Data entries:

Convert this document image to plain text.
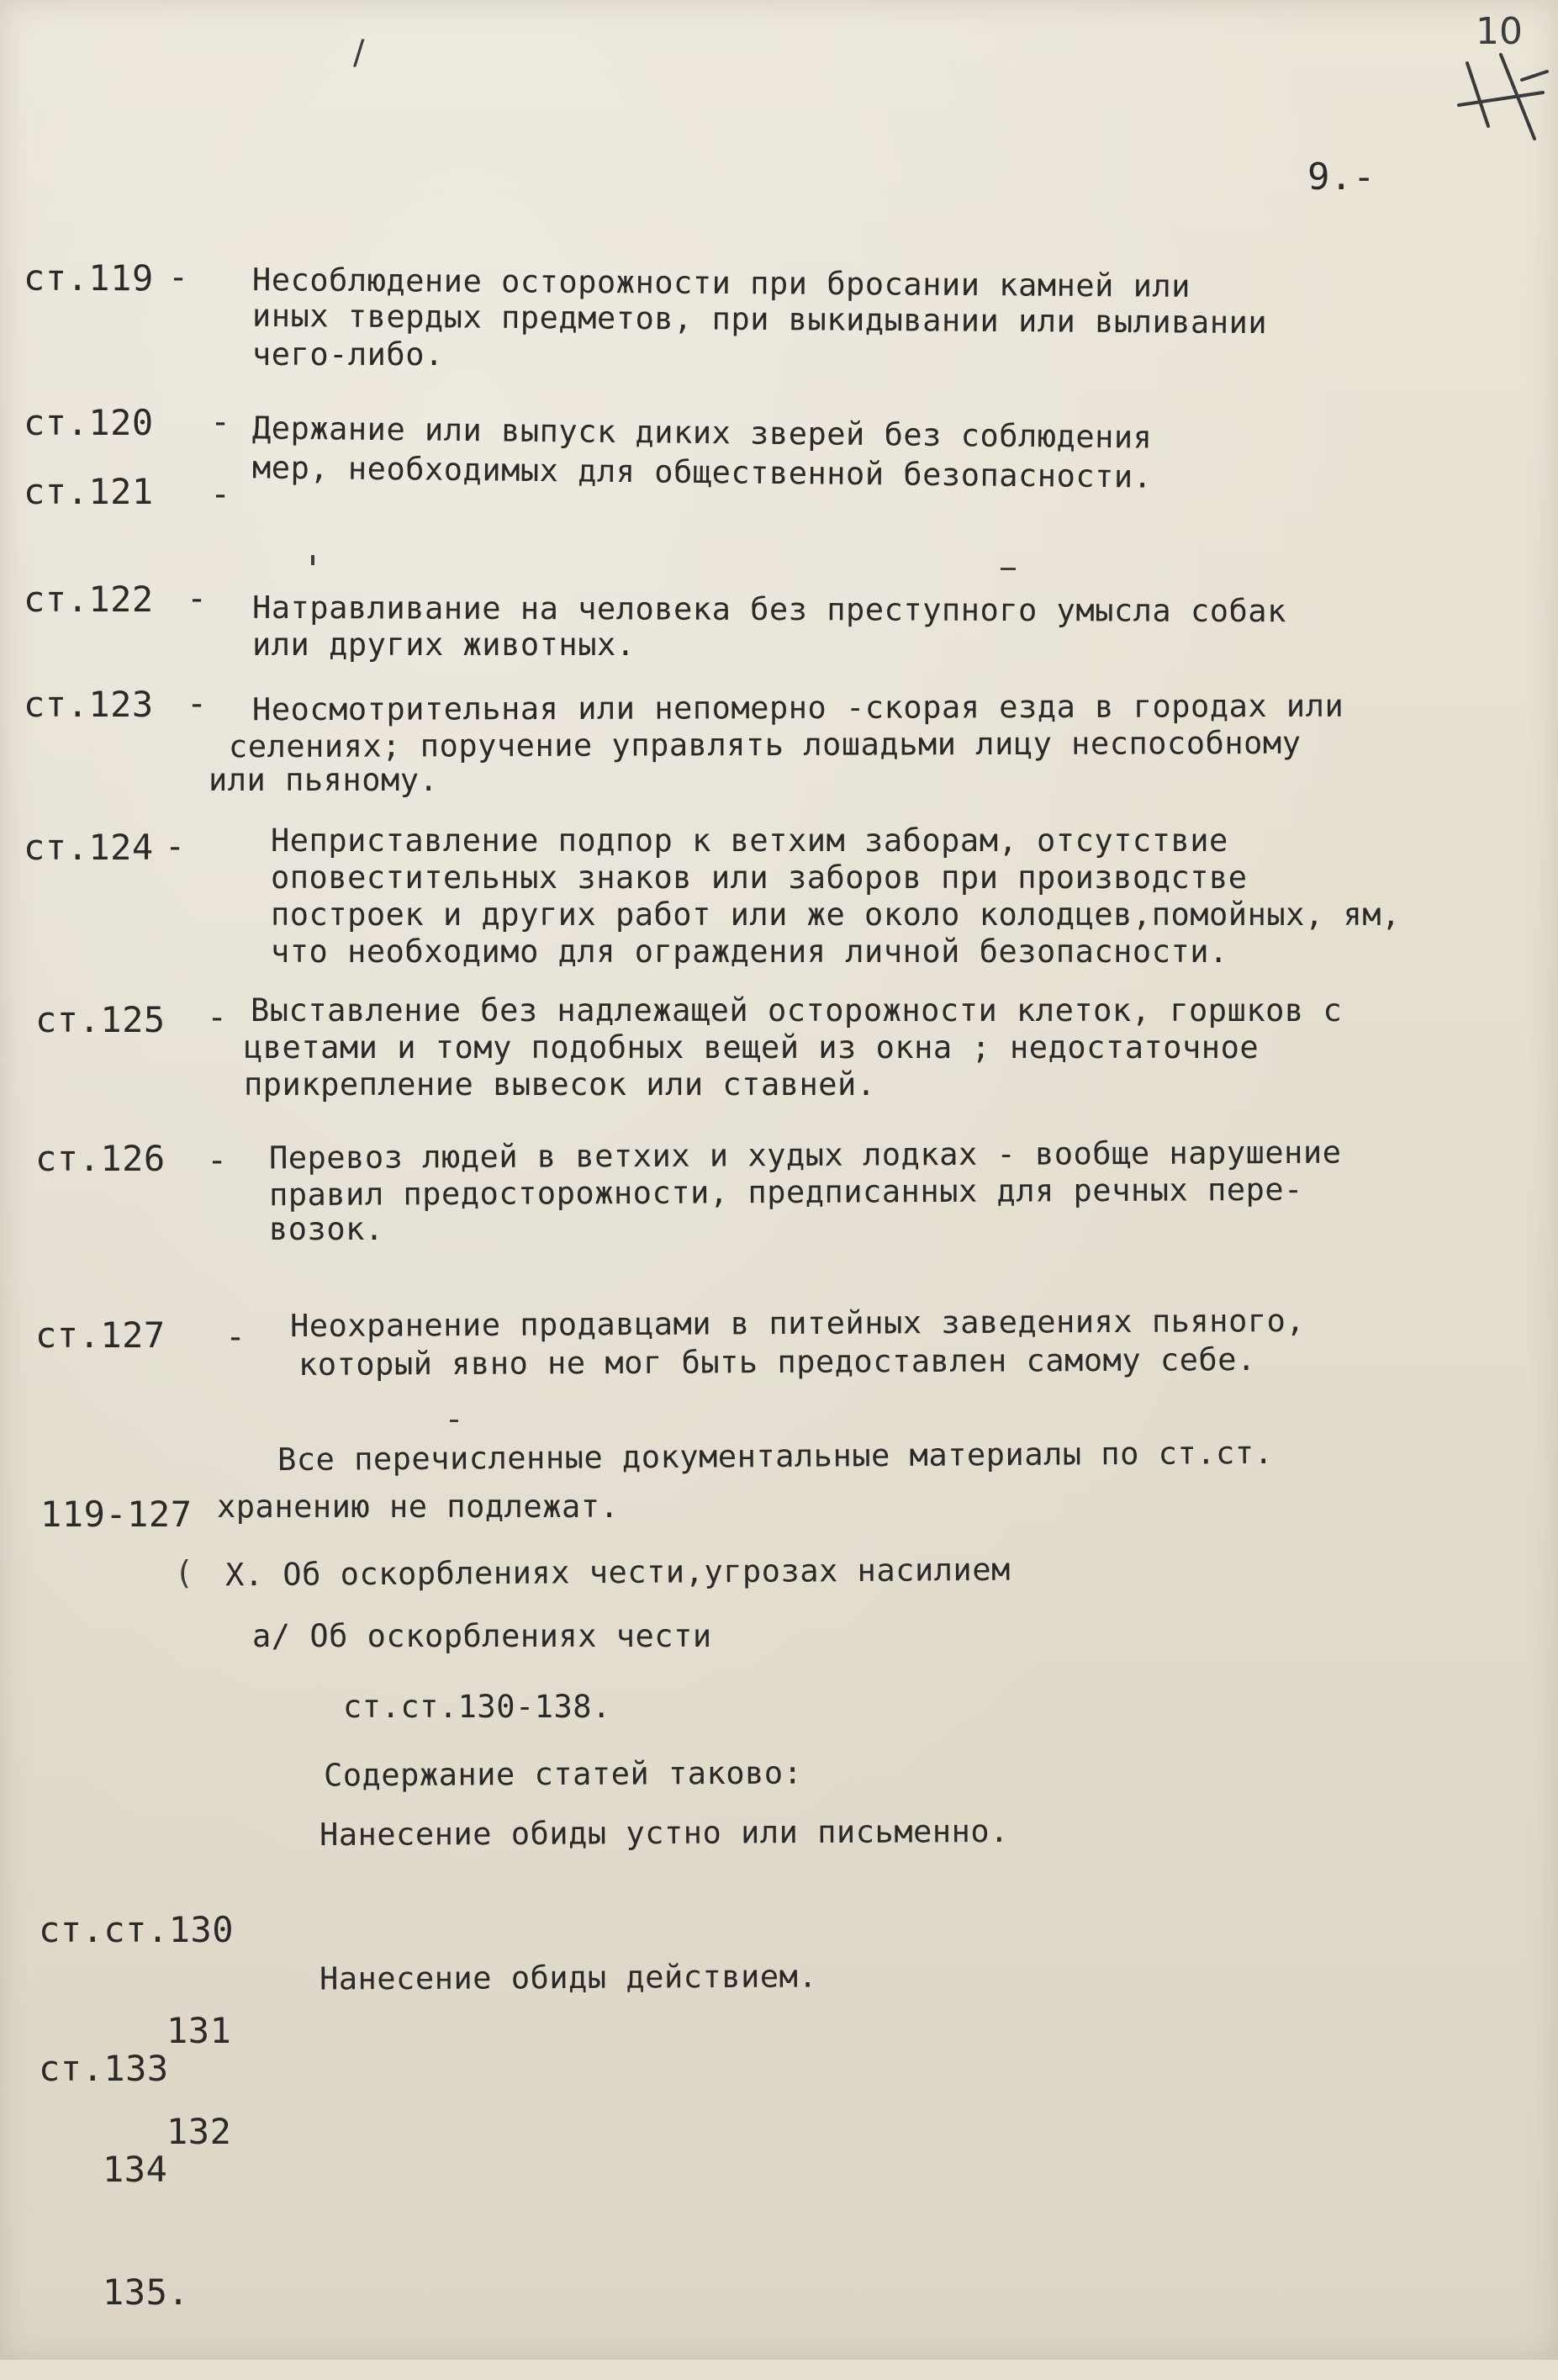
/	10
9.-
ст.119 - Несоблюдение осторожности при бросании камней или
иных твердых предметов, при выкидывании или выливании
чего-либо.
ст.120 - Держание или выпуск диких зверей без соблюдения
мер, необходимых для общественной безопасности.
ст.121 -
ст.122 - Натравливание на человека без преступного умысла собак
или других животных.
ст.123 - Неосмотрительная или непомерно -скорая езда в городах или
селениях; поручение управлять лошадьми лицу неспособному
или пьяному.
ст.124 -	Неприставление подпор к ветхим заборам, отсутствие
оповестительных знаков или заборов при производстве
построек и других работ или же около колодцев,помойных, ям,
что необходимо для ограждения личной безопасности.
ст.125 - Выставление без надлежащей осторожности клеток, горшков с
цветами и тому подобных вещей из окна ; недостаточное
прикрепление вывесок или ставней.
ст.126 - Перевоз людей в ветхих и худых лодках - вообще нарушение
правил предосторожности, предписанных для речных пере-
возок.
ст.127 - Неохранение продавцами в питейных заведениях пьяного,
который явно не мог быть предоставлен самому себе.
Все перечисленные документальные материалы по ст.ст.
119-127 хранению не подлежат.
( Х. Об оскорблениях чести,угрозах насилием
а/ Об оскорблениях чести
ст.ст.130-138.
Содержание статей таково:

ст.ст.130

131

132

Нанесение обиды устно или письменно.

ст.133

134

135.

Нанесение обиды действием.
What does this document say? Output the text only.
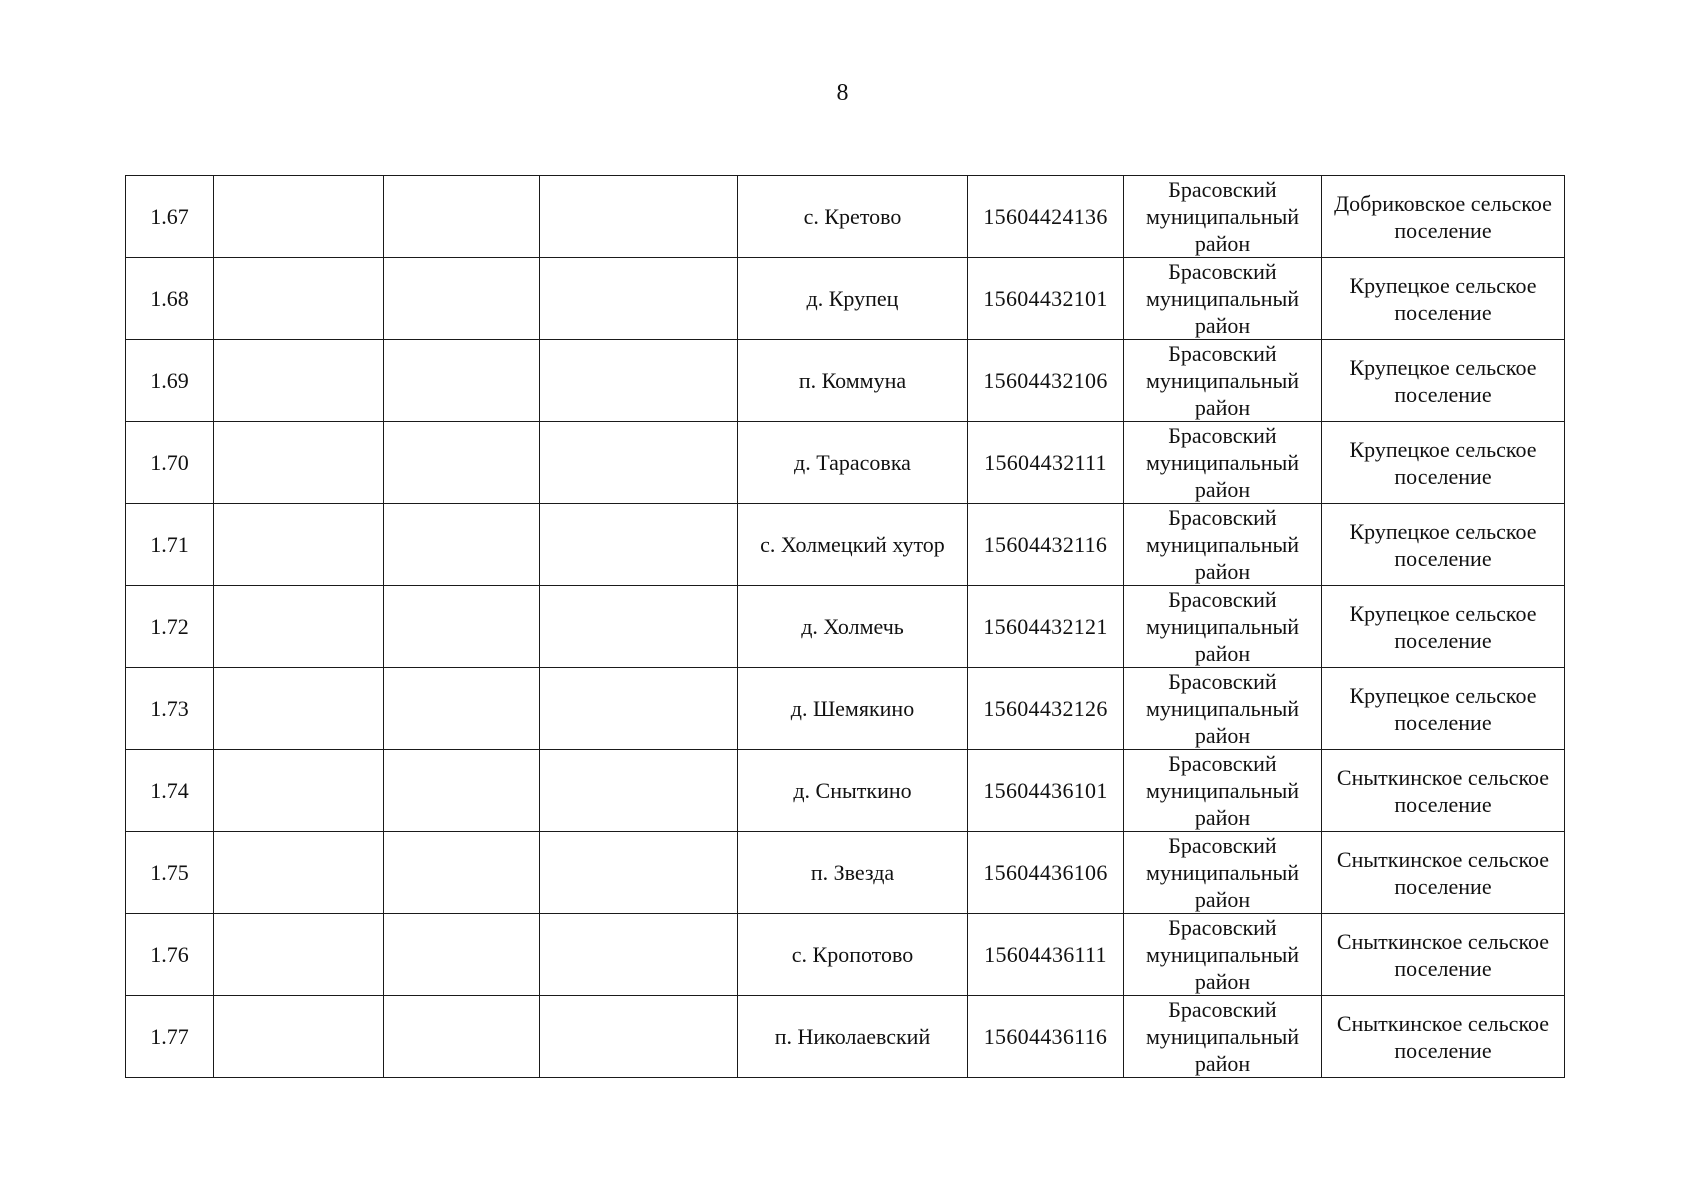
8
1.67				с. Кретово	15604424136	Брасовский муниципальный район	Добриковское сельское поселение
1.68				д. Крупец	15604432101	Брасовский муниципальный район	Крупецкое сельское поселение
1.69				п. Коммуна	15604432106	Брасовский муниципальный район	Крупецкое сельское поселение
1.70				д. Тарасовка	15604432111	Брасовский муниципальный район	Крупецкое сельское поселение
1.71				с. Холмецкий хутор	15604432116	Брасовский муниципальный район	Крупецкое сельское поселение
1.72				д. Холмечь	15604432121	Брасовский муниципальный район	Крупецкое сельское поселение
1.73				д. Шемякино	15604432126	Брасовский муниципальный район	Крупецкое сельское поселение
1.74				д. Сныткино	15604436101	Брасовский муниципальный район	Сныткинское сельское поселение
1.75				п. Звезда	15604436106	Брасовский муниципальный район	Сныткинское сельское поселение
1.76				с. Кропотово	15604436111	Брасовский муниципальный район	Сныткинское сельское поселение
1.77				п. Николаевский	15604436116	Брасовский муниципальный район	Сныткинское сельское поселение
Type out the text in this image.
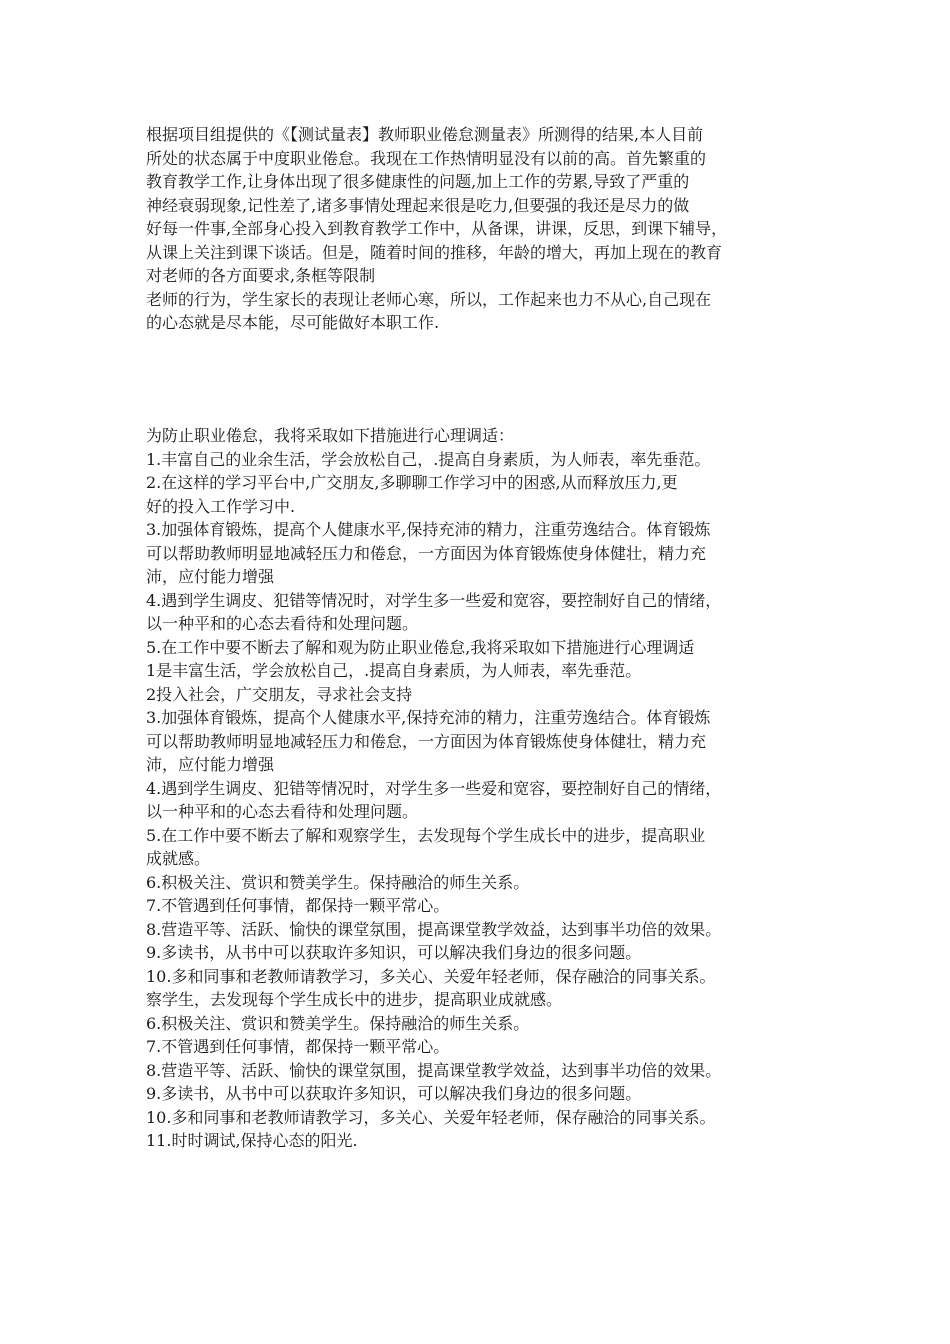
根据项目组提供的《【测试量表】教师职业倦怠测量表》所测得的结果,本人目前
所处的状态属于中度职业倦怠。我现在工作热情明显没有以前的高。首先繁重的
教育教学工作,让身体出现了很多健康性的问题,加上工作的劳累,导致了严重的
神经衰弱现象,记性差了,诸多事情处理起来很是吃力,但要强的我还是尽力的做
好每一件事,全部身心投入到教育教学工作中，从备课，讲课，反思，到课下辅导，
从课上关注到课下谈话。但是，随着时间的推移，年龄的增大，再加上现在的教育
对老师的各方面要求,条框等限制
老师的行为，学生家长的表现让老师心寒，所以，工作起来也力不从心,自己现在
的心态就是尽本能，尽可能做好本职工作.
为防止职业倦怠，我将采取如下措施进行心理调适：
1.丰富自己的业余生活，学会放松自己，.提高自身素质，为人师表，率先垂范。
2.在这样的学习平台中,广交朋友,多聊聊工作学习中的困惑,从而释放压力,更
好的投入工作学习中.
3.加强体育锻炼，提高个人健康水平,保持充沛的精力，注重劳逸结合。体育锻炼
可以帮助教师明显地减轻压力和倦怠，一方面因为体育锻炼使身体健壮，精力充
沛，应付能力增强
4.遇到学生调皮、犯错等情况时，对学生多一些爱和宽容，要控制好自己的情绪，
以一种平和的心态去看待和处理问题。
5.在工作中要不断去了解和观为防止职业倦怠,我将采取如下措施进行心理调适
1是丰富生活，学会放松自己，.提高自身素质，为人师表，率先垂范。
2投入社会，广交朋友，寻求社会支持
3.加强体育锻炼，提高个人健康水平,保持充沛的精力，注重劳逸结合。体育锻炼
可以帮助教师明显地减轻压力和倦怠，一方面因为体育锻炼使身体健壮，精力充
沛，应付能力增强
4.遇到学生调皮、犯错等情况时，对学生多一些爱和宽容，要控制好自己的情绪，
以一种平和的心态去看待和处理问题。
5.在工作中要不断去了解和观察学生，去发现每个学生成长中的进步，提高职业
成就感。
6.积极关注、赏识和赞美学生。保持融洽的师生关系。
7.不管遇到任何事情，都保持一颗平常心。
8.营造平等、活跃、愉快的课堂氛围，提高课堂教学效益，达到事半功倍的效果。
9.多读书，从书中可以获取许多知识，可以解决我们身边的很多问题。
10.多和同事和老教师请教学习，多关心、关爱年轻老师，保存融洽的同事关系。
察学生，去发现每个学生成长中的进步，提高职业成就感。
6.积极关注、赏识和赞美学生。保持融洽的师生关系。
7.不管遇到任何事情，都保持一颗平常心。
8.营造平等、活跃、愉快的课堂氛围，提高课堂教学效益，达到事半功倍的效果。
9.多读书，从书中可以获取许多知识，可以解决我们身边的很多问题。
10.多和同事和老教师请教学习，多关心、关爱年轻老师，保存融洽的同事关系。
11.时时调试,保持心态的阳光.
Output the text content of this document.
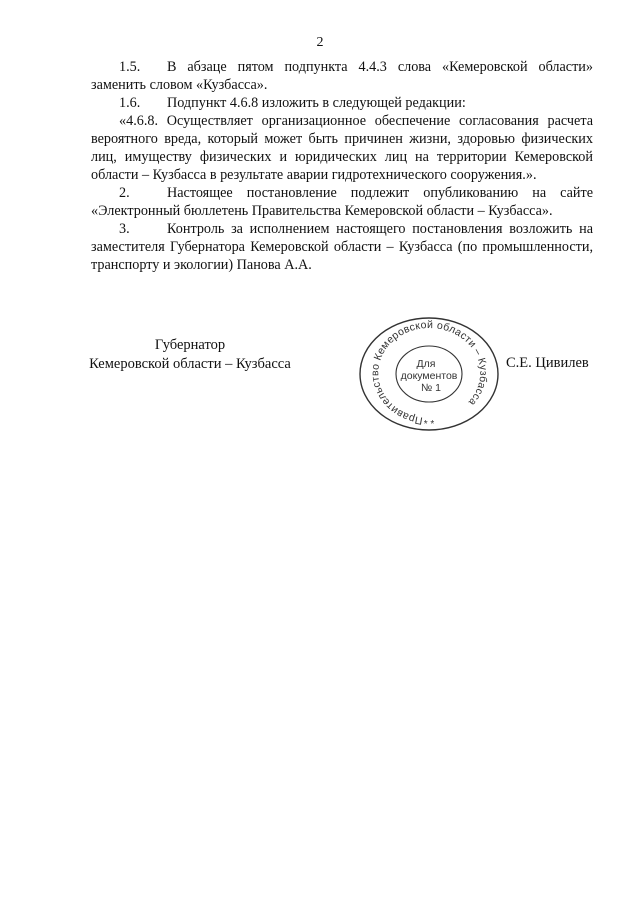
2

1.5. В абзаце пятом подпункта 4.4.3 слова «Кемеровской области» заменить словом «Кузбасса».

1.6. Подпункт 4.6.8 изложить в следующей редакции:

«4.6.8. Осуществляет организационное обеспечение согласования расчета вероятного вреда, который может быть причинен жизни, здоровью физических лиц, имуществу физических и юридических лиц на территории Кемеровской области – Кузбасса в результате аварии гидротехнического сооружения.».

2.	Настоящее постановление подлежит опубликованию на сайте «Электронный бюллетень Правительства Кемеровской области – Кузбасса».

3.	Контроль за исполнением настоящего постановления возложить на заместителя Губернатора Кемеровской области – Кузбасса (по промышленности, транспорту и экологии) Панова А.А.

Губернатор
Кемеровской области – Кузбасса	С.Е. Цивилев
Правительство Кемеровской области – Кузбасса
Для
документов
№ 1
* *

# Set problem:
Find every line in the records that has the string "чести", then state how many there are and nothing else.

# Solution to this exercise:
2